§ PROBLEM TO SOLVE: Beneath this task is a listing; retype all of it exactly.

§ MATERIALS PROVIDED:
· · ·

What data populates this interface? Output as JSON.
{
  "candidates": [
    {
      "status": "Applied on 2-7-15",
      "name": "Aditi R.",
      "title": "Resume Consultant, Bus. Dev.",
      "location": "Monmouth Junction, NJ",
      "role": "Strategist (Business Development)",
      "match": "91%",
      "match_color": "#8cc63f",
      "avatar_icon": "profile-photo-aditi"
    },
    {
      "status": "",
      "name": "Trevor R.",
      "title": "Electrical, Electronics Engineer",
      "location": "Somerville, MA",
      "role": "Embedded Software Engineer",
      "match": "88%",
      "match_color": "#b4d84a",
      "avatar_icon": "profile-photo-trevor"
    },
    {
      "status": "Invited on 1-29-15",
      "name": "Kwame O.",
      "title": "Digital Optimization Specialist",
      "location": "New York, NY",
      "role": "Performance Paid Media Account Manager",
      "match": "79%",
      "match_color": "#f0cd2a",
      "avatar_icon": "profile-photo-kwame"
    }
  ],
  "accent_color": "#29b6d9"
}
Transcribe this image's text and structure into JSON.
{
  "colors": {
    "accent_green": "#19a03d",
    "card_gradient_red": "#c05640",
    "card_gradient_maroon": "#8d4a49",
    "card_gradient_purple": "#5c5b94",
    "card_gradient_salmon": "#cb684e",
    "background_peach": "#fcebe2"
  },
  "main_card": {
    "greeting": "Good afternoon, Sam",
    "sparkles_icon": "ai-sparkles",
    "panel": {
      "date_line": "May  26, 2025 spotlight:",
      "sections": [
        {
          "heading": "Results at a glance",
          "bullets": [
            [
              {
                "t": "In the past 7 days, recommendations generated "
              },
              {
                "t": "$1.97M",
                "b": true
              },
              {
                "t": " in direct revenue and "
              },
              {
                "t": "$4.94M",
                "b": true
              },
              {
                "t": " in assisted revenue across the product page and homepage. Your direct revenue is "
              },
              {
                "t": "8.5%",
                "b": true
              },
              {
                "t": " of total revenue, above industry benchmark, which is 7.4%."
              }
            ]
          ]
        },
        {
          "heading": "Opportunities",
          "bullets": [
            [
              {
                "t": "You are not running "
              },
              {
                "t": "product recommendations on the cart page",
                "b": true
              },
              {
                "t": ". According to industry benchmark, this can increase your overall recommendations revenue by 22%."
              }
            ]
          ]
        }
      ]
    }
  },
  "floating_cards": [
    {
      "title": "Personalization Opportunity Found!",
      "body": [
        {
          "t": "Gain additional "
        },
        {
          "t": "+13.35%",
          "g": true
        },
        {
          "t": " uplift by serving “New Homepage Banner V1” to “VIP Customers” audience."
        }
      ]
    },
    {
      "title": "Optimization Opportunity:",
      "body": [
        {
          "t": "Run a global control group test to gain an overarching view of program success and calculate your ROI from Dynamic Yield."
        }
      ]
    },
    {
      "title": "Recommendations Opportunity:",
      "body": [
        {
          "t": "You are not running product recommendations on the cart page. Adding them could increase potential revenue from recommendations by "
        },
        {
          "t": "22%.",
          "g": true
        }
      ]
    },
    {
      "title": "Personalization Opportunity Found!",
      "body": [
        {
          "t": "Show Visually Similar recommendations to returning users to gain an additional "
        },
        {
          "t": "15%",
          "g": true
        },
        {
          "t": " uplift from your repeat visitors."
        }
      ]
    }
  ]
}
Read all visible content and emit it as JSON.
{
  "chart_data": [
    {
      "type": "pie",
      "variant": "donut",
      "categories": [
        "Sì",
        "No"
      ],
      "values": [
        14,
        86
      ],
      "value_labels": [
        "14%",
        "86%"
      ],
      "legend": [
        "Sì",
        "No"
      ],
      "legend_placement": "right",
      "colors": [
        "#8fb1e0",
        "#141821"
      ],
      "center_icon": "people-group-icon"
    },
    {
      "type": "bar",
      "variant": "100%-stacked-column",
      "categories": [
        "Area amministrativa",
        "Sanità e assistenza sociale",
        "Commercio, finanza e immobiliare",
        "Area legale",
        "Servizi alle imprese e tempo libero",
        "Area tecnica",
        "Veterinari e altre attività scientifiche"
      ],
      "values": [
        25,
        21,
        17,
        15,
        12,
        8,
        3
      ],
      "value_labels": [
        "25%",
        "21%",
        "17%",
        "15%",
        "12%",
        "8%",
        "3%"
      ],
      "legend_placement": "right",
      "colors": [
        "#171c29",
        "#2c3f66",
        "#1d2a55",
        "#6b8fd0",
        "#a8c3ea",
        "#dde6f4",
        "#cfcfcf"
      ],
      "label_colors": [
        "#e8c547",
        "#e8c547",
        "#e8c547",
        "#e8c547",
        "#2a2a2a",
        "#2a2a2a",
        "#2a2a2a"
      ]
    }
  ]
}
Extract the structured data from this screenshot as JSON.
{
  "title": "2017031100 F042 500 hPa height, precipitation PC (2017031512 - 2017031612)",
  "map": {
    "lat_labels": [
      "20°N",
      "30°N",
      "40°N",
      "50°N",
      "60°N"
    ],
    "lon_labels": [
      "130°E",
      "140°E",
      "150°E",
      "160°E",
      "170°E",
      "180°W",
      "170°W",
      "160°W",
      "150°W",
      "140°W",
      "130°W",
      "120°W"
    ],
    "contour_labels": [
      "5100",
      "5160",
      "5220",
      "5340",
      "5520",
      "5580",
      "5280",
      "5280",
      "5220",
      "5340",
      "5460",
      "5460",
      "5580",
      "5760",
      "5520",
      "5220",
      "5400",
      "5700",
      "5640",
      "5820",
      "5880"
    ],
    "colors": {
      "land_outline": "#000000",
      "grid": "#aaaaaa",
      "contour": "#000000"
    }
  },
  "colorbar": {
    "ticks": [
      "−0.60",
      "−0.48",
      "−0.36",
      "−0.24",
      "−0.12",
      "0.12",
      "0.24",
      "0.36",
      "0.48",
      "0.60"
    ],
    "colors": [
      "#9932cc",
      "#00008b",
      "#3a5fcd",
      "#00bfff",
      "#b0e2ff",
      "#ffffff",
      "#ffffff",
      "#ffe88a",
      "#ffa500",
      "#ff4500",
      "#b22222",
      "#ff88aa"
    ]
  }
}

· · ·

§ COMPLETE ANSWER:
What data populates this interface? Output as JSON.
{
  "candidates": [
    {
      "status": "Applied on 2-7-15",
      "name": "Aditi R.",
      "title": "Resume Consultant, Bus. Dev.",
      "location": "Monmouth Junction, NJ",
      "role": "Strategist (Business Development)",
      "match": "91%",
      "match_color": "#8cc63f",
      "avatar_icon": "profile-photo-aditi"
    },
    {
      "status": "",
      "name": "Trevor R.",
      "title": "Electrical, Electronics Engineer",
      "location": "Somerville, MA",
      "role": "Embedded Software Engineer",
      "match": "88%",
      "match_color": "#b4d84a",
      "avatar_icon": "profile-photo-trevor"
    },
    {
      "status": "Invited on 1-29-15",
      "name": "Kwame O.",
      "title": "Digital Optimization Specialist",
      "location": "New York, NY",
      "role": "Performance Paid Media Account Manager",
      "match": "79%",
      "match_color": "#f0cd2a",
      "avatar_icon": "profile-photo-kwame"
    }
  ],
  "accent_color": "#29b6d9"
}
Transcribe this image's text and structure into JSON.
{
  "colors": {
    "accent_green": "#19a03d",
    "card_gradient_red": "#c05640",
    "card_gradient_maroon": "#8d4a49",
    "card_gradient_purple": "#5c5b94",
    "card_gradient_salmon": "#cb684e",
    "background_peach": "#fcebe2"
  },
  "main_card": {
    "greeting": "Good afternoon, Sam",
    "sparkles_icon": "ai-sparkles",
    "panel": {
      "date_line": "May  26, 2025 spotlight:",
      "sections": [
        {
          "heading": "Results at a glance",
          "bullets": [
            [
              {
                "t": "In the past 7 days, recommendations generated "
              },
              {
                "t": "$1.97M",
                "b": true
              },
              {
                "t": " in direct revenue and "
              },
              {
                "t": "$4.94M",
                "b": true
              },
              {
                "t": " in assisted revenue across the product page and homepage. Your direct revenue is "
              },
              {
                "t": "8.5%",
                "b": true
              },
              {
                "t": " of total revenue, above industry benchmark, which is 7.4%."
              }
            ]
          ]
        },
        {
          "heading": "Opportunities",
          "bullets": [
            [
              {
                "t": "You are not running "
              },
              {
                "t": "product recommendations on the cart page",
                "b": true
              },
              {
                "t": ". According to industry benchmark, this can increase your overall recommendations revenue by 22%."
              }
            ]
          ]
        }
      ]
    }
  },
  "floating_cards": [
    {
      "title": "Personalization Opportunity Found!",
      "body": [
        {
          "t": "Gain additional "
        },
        {
          "t": "+13.35%",
          "g": true
        },
        {
          "t": " uplift by serving “New Homepage Banner V1” to “VIP Customers” audience."
        }
      ]
    },
    {
      "title": "Optimization Opportunity:",
      "body": [
        {
          "t": "Run a global control group test to gain an overarching view of program success and calculate your ROI from Dynamic Yield."
        }
      ]
    },
    {
      "title": "Recommendations Opportunity:",
      "body": [
        {
          "t": "You are not running product recommendations on the cart page. Adding them could increase potential revenue from recommendations by "
        },
        {
          "t": "22%.",
          "g": true
        }
      ]
    },
    {
      "title": "Personalization Opportunity Found!",
      "body": [
        {
          "t": "Show Visually Similar recommendations to returning users to gain an additional "
        },
        {
          "t": "15%",
          "g": true
        },
        {
          "t": " uplift from your repeat visitors."
        }
      ]
    }
  ]
}
Read all visible content and emit it as JSON.
{
  "chart_data": [
    {
      "type": "pie",
      "variant": "donut",
      "categories": [
        "Sì",
        "No"
      ],
      "values": [
        14,
        86
      ],
      "value_labels": [
        "14%",
        "86%"
      ],
      "legend": [
        "Sì",
        "No"
      ],
      "legend_placement": "right",
      "colors": [
        "#8fb1e0",
        "#141821"
      ],
      "center_icon": "people-group-icon"
    },
    {
      "type": "bar",
      "variant": "100%-stacked-column",
      "categories": [
        "Area amministrativa",
        "Sanità e assistenza sociale",
        "Commercio, finanza e immobiliare",
        "Area legale",
        "Servizi alle imprese e tempo libero",
        "Area tecnica",
        "Veterinari e altre attività scientifiche"
      ],
      "values": [
        25,
        21,
        17,
        15,
        12,
        8,
        3
      ],
      "value_labels": [
        "25%",
        "21%",
        "17%",
        "15%",
        "12%",
        "8%",
        "3%"
      ],
      "legend_placement": "right",
      "colors": [
        "#171c29",
        "#2c3f66",
        "#1d2a55",
        "#6b8fd0",
        "#a8c3ea",
        "#dde6f4",
        "#cfcfcf"
      ],
      "label_colors": [
        "#e8c547",
        "#e8c547",
        "#e8c547",
        "#e8c547",
        "#2a2a2a",
        "#2a2a2a",
        "#2a2a2a"
      ]
    }
  ]
}
Extract the structured data from this screenshot as JSON.
{
  "title": "2017031100 F042 500 hPa height, precipitation PC (2017031512 - 2017031612)",
  "map": {
    "lat_labels": [
      "20°N",
      "30°N",
      "40°N",
      "50°N",
      "60°N"
    ],
    "lon_labels": [
      "130°E",
      "140°E",
      "150°E",
      "160°E",
      "170°E",
      "180°W",
      "170°W",
      "160°W",
      "150°W",
      "140°W",
      "130°W",
      "120°W"
    ],
    "contour_labels": [
      "5100",
      "5160",
      "5220",
      "5340",
      "5520",
      "5580",
      "5280",
      "5280",
      "5220",
      "5340",
      "5460",
      "5460",
      "5580",
      "5760",
      "5520",
      "5220",
      "5400",
      "5700",
      "5640",
      "5820",
      "5880"
    ],
    "colors": {
      "land_outline": "#000000",
      "grid": "#aaaaaa",
      "contour": "#000000"
    }
  },
  "colorbar": {
    "ticks": [
      "−0.60",
      "−0.48",
      "−0.36",
      "−0.24",
      "−0.12",
      "0.12",
      "0.24",
      "0.36",
      "0.48",
      "0.60"
    ],
    "colors": [
      "#9932cc",
      "#00008b",
      "#3a5fcd",
      "#00bfff",
      "#b0e2ff",
      "#ffffff",
      "#ffffff",
      "#ffe88a",
      "#ffa500",
      "#ff4500",
      "#b22222",
      "#ff88aa"
    ]
  }
}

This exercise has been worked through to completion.